• _Prompt_: Review the material line by line. Identify and copy every line that contains the string "name".

• _Records contained in a dataset_:
★ ★ ★ ★ ★

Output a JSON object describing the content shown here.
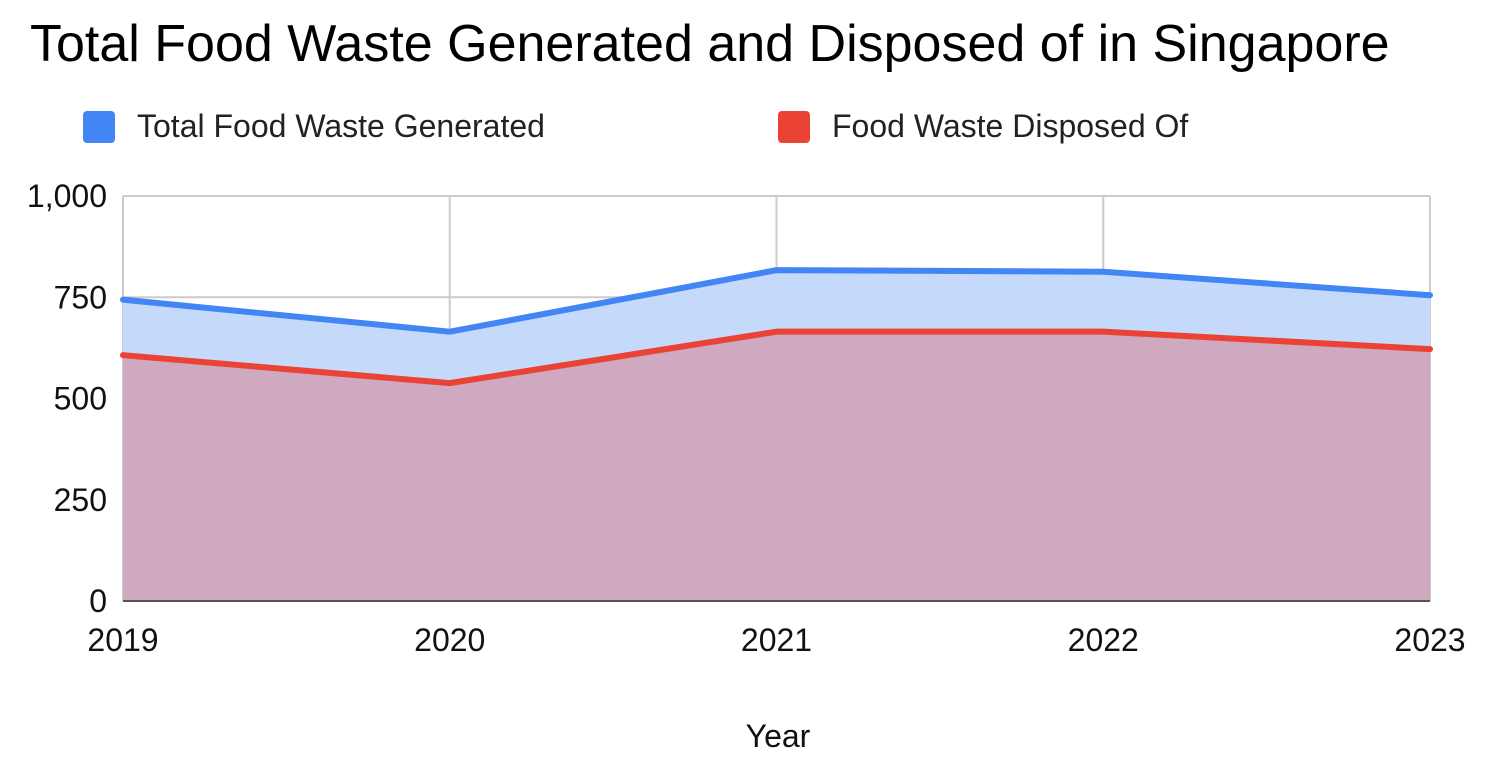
{
  "chart_data": {
    "type": "area",
    "title": "Total Food Waste Generated and Disposed of in Singapore",
    "xlabel": "Year",
    "ylabel": "",
    "categories": [
      "2019",
      "2020",
      "2021",
      "2022",
      "2023"
    ],
    "ylim": [
      0,
      1000
    ],
    "yticks": [
      0,
      250,
      500,
      750,
      1000
    ],
    "ytick_labels": [
      "0",
      "250",
      "500",
      "750",
      "1,000"
    ],
    "grid": true,
    "legend_position": "top",
    "series": [
      {
        "name": "Total Food Waste Generated",
        "values": [
          744,
          665,
          817,
          813,
          755
        ],
        "color": "#4285f4",
        "fill": "#c5d9fb"
      },
      {
        "name": "Food Waste Disposed Of",
        "values": [
          607,
          538,
          665,
          665,
          622
        ],
        "color": "#ea4335",
        "fill": "#cfa9c0"
      }
    ],
    "colors": {
      "grid": "#cccccc",
      "baseline": "#555555"
    }
  }
}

★ ★ ★ ★ ★

• _Exercise solution_:
        "name": "Total Food Waste Generated",
        "name": "Food Waste Disposed Of",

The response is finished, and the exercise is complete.